Your instructions
Please reproduce the data records word for word, starting at the first line and ending at the line that contains "y-tick-label: Russia (793, 291, 862, 317)", both included.

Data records
▼

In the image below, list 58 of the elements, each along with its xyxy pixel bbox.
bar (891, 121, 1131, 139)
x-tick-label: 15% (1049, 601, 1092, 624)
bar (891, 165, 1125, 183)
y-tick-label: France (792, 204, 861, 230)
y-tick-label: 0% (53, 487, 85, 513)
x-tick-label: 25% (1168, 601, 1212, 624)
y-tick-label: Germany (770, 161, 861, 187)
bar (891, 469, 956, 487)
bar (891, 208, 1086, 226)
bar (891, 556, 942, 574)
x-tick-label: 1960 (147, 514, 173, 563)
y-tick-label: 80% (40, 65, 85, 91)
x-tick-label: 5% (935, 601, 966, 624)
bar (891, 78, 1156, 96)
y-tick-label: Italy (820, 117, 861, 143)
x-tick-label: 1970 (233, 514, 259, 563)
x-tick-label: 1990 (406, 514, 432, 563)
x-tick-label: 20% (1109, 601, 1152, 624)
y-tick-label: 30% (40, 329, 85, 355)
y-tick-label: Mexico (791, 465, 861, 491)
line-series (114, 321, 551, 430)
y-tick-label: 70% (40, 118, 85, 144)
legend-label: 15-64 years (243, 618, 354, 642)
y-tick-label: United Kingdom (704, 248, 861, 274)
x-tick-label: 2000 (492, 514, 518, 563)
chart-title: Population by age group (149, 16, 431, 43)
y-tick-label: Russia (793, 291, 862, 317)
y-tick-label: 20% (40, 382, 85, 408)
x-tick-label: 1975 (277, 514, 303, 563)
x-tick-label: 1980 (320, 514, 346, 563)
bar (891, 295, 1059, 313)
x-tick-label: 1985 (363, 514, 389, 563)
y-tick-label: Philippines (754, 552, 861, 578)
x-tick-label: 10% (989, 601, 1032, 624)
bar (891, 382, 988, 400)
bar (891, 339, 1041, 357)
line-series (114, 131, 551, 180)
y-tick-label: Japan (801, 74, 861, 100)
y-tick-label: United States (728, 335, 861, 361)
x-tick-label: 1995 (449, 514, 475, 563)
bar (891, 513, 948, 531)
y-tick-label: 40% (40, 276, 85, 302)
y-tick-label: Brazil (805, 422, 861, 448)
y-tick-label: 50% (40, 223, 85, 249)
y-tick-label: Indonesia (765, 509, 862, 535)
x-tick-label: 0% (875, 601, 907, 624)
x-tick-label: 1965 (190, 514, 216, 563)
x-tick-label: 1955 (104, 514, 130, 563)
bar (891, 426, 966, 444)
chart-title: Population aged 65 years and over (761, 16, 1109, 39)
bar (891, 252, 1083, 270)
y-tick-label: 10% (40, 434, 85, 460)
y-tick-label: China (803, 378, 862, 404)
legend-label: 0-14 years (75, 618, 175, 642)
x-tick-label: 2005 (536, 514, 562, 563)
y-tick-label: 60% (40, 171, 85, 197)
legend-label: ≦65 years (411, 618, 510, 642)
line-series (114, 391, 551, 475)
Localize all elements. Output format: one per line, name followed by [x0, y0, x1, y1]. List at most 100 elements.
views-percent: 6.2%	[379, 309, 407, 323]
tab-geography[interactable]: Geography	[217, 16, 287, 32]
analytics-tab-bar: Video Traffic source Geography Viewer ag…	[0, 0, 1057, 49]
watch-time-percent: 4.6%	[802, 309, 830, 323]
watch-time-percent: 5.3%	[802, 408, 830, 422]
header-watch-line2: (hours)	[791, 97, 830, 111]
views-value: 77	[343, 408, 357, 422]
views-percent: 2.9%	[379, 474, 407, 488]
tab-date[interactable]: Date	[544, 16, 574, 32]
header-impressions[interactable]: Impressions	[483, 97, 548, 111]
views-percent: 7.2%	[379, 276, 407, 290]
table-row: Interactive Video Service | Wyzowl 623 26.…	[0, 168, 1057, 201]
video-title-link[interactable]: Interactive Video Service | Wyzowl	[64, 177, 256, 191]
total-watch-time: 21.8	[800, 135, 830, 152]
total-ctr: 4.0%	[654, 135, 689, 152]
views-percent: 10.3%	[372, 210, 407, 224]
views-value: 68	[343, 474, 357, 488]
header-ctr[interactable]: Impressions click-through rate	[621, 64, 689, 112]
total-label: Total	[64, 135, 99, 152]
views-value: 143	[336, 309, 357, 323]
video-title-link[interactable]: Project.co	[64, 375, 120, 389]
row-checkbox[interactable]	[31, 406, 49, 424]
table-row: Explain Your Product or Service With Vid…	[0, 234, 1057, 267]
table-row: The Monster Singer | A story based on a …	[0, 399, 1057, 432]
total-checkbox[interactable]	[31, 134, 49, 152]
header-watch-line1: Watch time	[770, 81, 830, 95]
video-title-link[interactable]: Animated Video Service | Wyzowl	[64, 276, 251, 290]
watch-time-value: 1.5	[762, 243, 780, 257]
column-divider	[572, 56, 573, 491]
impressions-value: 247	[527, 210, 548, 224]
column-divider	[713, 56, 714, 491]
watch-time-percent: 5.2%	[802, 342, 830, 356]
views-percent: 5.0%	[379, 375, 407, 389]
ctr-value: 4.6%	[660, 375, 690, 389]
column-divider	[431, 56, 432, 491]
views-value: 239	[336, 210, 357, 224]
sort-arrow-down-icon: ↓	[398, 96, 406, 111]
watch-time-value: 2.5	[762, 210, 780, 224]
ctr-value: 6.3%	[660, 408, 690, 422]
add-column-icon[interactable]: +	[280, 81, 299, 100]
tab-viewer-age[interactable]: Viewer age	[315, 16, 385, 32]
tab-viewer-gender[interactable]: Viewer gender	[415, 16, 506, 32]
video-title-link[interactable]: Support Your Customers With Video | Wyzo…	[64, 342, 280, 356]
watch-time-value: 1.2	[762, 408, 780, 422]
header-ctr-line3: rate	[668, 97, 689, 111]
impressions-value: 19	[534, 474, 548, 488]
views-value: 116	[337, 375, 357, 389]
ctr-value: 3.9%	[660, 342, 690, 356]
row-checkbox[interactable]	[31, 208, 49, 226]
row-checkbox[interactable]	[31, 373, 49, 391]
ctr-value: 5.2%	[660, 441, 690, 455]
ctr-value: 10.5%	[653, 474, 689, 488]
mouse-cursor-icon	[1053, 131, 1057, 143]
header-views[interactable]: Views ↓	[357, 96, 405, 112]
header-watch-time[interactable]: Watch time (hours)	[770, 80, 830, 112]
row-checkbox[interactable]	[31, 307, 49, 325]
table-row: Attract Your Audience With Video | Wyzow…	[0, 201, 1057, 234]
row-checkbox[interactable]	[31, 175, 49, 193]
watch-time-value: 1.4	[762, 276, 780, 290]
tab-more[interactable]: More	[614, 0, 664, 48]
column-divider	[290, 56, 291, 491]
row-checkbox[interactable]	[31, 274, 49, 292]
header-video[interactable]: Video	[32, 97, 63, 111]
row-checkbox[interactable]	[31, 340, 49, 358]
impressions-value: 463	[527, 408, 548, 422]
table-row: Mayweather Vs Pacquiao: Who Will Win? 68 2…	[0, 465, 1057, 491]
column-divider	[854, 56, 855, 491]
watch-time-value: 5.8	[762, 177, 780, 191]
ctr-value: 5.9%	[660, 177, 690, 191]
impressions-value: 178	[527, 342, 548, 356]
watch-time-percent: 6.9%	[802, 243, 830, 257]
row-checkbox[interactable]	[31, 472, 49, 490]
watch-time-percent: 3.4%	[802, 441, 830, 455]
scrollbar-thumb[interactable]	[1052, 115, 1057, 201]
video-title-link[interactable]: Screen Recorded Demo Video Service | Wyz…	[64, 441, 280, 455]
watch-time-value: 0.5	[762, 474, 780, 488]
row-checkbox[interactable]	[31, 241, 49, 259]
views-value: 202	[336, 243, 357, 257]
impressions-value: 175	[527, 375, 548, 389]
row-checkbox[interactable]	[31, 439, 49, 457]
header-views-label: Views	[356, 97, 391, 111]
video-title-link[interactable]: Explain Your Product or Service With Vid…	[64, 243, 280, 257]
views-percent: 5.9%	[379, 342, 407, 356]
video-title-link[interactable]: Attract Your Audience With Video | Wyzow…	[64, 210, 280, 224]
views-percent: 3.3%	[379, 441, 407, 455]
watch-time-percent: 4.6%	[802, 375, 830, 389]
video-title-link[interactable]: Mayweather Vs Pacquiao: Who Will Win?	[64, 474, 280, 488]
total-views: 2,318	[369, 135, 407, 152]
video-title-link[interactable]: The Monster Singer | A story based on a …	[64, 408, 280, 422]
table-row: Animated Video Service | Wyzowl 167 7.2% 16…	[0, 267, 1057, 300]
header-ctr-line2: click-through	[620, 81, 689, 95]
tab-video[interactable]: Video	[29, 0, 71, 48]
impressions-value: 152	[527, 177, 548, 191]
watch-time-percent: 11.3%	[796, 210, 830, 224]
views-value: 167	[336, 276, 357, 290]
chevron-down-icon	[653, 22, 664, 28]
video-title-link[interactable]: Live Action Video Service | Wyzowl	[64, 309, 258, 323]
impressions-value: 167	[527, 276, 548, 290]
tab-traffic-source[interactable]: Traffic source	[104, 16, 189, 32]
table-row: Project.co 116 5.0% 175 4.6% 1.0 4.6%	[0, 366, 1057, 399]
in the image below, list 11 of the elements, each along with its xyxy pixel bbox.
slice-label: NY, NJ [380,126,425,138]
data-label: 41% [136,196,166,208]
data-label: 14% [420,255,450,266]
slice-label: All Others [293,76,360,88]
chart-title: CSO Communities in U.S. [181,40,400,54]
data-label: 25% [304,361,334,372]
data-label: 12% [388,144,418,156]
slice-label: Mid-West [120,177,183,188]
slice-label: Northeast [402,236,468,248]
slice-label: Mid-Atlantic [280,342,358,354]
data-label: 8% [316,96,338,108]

▲

Response to the task
In the image below, list 58 of the elements, each along with its xyxy pixel bbox.
bar (891, 121, 1131, 139)
x-tick-label: 15% (1049, 601, 1092, 624)
bar (891, 165, 1125, 183)
y-tick-label: France (792, 204, 861, 230)
y-tick-label: 0% (53, 487, 85, 513)
x-tick-label: 25% (1168, 601, 1212, 624)
y-tick-label: Germany (770, 161, 861, 187)
bar (891, 469, 956, 487)
bar (891, 208, 1086, 226)
bar (891, 556, 942, 574)
x-tick-label: 1960 (147, 514, 173, 563)
y-tick-label: 80% (40, 65, 85, 91)
x-tick-label: 5% (935, 601, 966, 624)
bar (891, 78, 1156, 96)
y-tick-label: Italy (820, 117, 861, 143)
x-tick-label: 1970 (233, 514, 259, 563)
x-tick-label: 1990 (406, 514, 432, 563)
x-tick-label: 20% (1109, 601, 1152, 624)
y-tick-label: 30% (40, 329, 85, 355)
y-tick-label: Mexico (791, 465, 861, 491)
line-series (114, 321, 551, 430)
y-tick-label: 70% (40, 118, 85, 144)
legend-label: 15-64 years (243, 618, 354, 642)
y-tick-label: United Kingdom (704, 248, 861, 274)
x-tick-label: 2000 (492, 514, 518, 563)
chart-title: Population by age group (149, 16, 431, 43)
y-tick-label: Russia (793, 291, 862, 317)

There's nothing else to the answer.